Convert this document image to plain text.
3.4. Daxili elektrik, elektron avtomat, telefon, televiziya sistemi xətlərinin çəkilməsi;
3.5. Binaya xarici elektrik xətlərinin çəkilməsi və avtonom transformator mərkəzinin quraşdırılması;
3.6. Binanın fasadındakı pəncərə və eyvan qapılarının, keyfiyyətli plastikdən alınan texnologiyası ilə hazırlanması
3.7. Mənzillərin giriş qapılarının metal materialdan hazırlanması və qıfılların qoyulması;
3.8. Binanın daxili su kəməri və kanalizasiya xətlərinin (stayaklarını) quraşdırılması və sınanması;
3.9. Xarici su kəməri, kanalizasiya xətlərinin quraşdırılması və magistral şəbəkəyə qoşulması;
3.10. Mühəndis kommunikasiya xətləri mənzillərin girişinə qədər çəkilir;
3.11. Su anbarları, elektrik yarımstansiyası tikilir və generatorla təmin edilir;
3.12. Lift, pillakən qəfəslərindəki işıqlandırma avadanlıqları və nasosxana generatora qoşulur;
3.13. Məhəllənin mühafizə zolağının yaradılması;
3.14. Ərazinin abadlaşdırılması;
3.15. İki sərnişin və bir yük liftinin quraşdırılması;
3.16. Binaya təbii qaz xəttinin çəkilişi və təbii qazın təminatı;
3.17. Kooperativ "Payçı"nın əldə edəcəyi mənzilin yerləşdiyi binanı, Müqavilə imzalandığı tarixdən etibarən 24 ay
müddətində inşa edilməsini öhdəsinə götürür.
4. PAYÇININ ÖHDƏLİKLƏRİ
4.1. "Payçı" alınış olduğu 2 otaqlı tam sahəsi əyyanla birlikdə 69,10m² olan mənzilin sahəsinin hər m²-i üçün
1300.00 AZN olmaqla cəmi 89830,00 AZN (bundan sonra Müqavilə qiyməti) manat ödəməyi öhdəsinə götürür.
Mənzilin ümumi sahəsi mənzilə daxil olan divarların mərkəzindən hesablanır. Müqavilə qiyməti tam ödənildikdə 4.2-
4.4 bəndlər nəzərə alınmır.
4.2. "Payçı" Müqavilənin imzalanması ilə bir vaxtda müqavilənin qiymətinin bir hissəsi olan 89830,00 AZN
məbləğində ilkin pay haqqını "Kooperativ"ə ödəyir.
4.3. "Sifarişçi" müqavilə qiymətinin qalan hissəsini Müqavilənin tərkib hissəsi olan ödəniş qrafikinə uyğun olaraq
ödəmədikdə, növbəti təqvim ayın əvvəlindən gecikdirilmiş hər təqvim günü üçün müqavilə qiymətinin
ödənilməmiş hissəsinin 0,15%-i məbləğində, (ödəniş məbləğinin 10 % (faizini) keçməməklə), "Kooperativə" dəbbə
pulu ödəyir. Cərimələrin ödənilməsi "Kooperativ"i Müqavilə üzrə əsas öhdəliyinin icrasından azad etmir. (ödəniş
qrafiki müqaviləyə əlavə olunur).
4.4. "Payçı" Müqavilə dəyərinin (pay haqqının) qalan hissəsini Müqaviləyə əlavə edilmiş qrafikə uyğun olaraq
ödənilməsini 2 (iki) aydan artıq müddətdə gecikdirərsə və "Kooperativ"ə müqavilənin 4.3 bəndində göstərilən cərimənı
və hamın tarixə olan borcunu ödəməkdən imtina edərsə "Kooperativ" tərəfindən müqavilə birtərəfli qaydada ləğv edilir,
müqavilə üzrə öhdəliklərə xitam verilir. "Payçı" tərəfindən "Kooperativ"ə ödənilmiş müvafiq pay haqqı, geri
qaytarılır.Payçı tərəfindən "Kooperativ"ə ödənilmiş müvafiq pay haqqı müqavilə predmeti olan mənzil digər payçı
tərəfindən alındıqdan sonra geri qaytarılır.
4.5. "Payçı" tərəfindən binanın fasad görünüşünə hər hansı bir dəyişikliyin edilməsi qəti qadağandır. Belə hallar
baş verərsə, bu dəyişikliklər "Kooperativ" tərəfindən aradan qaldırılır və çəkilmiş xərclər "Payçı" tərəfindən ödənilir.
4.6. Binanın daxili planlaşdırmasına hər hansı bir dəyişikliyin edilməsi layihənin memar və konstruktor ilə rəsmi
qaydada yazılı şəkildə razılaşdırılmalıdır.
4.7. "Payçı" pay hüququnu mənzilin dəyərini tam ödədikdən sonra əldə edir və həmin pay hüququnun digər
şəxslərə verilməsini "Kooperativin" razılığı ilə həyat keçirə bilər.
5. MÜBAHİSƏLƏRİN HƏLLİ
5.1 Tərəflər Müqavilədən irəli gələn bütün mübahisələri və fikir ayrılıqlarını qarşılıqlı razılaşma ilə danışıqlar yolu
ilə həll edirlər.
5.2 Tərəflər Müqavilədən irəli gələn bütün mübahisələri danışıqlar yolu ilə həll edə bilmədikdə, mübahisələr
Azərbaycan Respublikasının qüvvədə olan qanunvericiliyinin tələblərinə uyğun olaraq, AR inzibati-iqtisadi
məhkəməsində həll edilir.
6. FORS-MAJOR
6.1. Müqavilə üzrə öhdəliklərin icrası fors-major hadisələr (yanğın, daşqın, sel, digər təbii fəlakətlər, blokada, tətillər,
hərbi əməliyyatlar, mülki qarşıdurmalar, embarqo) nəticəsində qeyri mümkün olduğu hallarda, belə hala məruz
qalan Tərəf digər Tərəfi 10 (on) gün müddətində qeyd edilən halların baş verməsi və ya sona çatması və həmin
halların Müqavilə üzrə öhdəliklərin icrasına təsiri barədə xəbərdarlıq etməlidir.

● **Stated task**
Tally how many lines of the records hold the word "məbləğində". Answer with the number only.

● **Written solution**
2